[Records showing where elements appear]
[start]

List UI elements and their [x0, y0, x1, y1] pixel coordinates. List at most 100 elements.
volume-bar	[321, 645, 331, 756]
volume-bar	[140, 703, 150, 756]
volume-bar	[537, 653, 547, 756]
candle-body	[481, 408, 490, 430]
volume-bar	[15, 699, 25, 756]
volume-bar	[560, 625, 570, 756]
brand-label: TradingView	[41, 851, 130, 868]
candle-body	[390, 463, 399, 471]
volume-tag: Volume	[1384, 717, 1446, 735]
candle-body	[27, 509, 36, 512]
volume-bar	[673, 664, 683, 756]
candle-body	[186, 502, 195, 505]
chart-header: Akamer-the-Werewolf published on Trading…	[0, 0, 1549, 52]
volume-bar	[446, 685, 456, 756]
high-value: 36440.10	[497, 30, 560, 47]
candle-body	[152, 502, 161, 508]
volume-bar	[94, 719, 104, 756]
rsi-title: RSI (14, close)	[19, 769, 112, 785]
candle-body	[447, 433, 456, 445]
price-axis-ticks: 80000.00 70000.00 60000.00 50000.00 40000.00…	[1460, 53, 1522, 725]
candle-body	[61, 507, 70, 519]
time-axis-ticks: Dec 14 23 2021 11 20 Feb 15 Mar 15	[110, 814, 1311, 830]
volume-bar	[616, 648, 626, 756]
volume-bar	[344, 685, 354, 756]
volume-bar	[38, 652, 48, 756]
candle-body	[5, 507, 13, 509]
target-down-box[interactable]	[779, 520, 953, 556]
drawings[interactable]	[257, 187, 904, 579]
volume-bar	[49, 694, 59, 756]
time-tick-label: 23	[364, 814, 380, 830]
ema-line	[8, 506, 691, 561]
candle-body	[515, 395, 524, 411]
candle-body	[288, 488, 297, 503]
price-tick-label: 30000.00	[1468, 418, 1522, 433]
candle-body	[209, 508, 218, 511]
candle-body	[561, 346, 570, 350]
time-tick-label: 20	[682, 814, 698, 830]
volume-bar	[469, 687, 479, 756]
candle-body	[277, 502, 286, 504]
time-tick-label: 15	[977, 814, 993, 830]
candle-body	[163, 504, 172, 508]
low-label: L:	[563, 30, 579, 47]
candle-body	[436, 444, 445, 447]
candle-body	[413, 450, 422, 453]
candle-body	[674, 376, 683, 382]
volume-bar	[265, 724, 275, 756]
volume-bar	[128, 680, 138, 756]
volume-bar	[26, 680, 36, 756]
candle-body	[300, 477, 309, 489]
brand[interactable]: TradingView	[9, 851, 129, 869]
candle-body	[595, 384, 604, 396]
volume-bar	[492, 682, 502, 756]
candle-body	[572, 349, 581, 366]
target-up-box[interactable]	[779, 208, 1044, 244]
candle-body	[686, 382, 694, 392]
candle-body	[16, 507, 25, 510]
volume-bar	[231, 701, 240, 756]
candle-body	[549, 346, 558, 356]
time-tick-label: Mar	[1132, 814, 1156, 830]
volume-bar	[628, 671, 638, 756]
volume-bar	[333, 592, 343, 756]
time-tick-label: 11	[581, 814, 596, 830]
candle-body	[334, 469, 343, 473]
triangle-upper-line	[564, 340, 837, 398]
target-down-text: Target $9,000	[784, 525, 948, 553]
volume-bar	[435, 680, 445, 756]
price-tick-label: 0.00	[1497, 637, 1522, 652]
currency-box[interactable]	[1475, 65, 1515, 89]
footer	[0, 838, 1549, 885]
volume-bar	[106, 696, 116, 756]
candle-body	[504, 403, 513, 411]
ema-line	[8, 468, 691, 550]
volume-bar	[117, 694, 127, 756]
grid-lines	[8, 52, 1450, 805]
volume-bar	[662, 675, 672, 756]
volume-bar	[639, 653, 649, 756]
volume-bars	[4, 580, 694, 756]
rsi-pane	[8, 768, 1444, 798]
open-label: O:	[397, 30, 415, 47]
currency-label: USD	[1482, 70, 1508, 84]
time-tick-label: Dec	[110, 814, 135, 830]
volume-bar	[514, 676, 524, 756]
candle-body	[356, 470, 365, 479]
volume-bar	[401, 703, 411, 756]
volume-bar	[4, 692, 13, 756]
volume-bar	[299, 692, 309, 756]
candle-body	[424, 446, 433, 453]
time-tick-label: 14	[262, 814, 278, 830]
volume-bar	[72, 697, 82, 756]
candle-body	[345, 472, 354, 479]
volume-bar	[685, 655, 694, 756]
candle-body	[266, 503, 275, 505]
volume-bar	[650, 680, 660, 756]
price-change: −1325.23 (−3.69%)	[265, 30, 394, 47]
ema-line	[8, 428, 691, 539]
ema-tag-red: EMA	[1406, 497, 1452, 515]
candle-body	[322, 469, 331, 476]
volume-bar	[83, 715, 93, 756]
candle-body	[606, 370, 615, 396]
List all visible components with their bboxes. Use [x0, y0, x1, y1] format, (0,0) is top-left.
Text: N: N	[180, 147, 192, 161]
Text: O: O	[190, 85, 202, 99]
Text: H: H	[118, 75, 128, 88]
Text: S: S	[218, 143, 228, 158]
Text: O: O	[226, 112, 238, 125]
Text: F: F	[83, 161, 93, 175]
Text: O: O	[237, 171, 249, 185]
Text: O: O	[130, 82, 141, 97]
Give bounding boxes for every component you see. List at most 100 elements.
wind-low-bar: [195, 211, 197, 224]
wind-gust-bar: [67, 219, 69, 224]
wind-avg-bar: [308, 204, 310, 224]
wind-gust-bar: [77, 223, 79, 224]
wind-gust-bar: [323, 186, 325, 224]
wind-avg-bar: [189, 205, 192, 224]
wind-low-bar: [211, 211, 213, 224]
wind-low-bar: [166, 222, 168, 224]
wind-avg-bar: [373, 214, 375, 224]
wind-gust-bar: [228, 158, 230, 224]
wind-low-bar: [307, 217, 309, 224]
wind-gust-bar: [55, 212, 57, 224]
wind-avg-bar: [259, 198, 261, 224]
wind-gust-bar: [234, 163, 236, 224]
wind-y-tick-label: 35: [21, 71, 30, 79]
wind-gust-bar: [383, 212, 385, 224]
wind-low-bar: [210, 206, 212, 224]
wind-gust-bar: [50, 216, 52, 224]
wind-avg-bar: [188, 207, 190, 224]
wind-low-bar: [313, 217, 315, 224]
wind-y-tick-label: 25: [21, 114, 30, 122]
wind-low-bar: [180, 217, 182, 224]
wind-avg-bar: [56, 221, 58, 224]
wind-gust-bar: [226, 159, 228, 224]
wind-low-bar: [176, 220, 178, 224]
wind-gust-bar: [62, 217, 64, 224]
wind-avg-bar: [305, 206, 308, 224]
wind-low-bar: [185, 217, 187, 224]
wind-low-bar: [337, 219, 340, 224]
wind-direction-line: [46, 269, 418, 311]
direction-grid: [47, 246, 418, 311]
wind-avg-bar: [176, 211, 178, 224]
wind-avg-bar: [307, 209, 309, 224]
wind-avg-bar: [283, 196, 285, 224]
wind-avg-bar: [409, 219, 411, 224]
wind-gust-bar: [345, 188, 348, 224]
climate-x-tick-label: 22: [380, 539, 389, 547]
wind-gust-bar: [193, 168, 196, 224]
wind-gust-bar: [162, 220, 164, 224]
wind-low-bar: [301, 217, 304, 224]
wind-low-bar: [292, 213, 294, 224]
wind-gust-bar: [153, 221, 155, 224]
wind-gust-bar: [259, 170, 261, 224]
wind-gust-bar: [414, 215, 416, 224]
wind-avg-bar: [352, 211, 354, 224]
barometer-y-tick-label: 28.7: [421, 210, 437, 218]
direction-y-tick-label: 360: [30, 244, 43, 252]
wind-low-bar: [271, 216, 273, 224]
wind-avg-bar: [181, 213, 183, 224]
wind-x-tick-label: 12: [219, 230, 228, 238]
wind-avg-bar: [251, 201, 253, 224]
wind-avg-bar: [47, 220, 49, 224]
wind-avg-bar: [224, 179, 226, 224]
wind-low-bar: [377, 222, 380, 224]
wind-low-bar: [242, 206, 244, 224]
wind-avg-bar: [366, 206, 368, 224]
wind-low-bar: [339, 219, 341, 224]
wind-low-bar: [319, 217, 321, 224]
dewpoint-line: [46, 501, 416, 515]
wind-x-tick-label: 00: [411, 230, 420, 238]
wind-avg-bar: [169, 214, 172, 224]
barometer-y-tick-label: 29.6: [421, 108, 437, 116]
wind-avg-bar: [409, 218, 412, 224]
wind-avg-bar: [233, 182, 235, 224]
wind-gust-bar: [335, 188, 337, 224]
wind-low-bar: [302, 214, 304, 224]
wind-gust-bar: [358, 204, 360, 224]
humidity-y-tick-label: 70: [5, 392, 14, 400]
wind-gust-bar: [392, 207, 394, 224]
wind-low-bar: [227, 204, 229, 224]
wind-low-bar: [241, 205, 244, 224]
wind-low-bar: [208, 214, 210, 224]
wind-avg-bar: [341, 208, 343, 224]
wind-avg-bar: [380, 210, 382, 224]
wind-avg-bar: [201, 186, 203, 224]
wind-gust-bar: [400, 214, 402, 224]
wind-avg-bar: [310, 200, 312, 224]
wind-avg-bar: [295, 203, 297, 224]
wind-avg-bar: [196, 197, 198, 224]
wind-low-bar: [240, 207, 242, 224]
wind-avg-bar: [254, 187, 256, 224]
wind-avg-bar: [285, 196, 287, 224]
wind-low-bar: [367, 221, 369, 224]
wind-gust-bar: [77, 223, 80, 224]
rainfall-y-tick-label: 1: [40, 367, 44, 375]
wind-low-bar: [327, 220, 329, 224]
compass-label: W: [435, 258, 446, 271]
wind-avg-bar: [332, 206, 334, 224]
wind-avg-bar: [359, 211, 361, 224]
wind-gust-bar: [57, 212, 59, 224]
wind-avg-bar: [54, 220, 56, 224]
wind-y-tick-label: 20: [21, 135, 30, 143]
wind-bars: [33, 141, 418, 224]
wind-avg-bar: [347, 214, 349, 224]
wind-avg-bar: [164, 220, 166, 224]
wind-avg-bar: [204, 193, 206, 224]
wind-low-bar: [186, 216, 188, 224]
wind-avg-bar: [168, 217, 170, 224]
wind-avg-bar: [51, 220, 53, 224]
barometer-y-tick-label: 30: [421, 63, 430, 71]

[end]

WORK INSTRUCTIONS. Please copy the rows word for word, starting from the very first line and ending with the line that contains "chart-header: Akamer-the-Werewolf published", including both of those lines.

TASK RESPONSE.
List UI elements and their [x0, y0, x1, y1] pixel coordinates. List at most 100 elements.
volume-bar	[321, 645, 331, 756]
volume-bar	[140, 703, 150, 756]
volume-bar	[537, 653, 547, 756]
candle-body	[481, 408, 490, 430]
volume-bar	[15, 699, 25, 756]
volume-bar	[560, 625, 570, 756]
brand-label: TradingView	[41, 851, 130, 868]
candle-body	[390, 463, 399, 471]
volume-tag: Volume	[1384, 717, 1446, 735]
candle-body	[27, 509, 36, 512]
volume-bar	[673, 664, 683, 756]
candle-body	[186, 502, 195, 505]
chart-header: Akamer-the-Werewolf published on Trading…	[0, 0, 1549, 52]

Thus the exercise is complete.